• _What you should do_
Copy every line of the records below that holds the word "year".

• _Listed entries_
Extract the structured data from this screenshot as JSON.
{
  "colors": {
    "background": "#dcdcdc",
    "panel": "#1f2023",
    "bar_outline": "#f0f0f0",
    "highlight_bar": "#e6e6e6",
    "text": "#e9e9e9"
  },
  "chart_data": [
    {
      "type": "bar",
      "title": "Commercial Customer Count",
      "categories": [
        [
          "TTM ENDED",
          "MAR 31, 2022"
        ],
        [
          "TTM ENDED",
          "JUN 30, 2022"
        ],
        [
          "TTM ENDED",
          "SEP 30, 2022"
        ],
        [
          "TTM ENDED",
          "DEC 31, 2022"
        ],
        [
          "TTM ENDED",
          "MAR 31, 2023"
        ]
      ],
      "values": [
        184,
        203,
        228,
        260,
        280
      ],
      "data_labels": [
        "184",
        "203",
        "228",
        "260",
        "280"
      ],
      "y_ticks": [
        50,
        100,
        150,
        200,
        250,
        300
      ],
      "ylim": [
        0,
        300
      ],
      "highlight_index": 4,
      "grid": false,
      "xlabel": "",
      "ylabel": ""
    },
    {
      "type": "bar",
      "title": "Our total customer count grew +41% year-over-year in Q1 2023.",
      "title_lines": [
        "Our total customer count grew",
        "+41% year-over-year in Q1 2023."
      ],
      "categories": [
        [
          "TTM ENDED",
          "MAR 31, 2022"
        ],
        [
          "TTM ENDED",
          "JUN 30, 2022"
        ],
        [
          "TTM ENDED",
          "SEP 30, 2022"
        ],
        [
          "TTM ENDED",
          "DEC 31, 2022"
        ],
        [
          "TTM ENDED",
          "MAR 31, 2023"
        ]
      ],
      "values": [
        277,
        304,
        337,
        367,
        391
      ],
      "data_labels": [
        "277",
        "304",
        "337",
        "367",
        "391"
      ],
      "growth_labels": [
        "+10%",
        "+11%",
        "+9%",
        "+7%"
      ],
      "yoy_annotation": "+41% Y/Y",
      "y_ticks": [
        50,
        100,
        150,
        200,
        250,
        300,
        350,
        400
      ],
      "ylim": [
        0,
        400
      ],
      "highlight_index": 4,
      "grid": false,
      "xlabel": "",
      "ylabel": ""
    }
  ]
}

• _The output_
      "title": "Our total customer count grew +41% year-over-year in Q1 2023.",
        "+41% year-over-year in Q1 2023."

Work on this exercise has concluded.